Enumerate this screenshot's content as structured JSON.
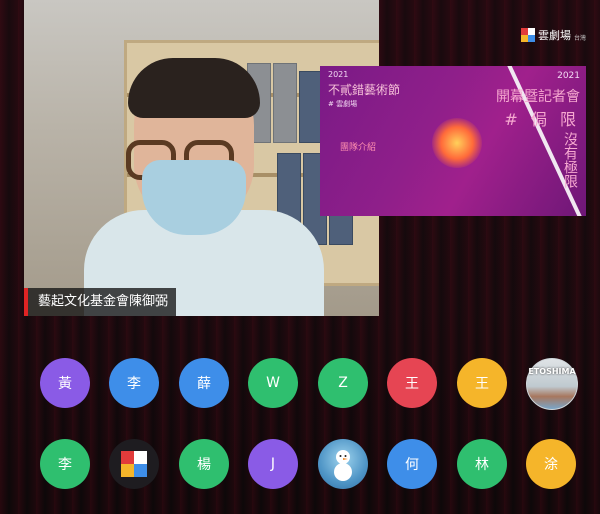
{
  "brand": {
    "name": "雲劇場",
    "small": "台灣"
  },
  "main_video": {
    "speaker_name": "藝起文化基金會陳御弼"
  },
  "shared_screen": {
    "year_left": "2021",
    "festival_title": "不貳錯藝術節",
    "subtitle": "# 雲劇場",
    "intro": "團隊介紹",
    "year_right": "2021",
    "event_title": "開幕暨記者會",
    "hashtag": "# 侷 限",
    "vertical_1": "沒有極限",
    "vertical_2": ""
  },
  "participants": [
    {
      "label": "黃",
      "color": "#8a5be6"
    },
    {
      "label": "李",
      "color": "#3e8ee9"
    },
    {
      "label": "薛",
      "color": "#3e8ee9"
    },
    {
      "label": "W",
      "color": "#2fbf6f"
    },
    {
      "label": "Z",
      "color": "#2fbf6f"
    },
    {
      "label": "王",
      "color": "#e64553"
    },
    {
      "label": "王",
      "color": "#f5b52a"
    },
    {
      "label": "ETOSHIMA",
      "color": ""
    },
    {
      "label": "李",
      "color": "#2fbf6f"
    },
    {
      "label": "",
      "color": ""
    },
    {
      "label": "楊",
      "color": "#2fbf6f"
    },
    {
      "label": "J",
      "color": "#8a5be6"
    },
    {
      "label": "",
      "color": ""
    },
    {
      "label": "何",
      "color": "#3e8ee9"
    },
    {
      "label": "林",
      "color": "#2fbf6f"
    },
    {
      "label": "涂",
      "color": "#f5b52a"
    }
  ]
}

......

→ **Aim of the exercise**: Go through the entries above and output them exactly, without pictures.

→ **Response**:
Enumerate this screenshot's content as structured JSON.
{
  "brand": {
    "name": "雲劇場",
    "small": "台灣"
  },
  "main_video": {
    "speaker_name": "藝起文化基金會陳御弼"
  },
  "shared_screen": {
    "year_left": "2021",
    "festival_title": "不貳錯藝術節",
    "subtitle": "# 雲劇場",
    "intro": "團隊介紹",
    "year_right": "2021",
    "event_title": "開幕暨記者會",
    "hashtag": "# 侷 限",
    "vertical_1": "沒有極限",
    "vertical_2": ""
  },
  "participants": [
    {
      "label": "黃",
      "color": "#8a5be6"
    },
    {
      "label": "李",
      "color": "#3e8ee9"
    },
    {
      "label": "薛",
      "color": "#3e8ee9"
    },
    {
      "label": "W",
      "color": "#2fbf6f"
    },
    {
      "label": "Z",
      "color": "#2fbf6f"
    },
    {
      "label": "王",
      "color": "#e64553"
    },
    {
      "label": "王",
      "color": "#f5b52a"
    },
    {
      "label": "ETOSHIMA",
      "color": ""
    },
    {
      "label": "李",
      "color": "#2fbf6f"
    },
    {
      "label": "",
      "color": ""
    },
    {
      "label": "楊",
      "color": "#2fbf6f"
    },
    {
      "label": "J",
      "color": "#8a5be6"
    },
    {
      "label": "",
      "color": ""
    },
    {
      "label": "何",
      "color": "#3e8ee9"
    },
    {
      "label": "林",
      "color": "#2fbf6f"
    },
    {
      "label": "涂",
      "color": "#f5b52a"
    }
  ]
}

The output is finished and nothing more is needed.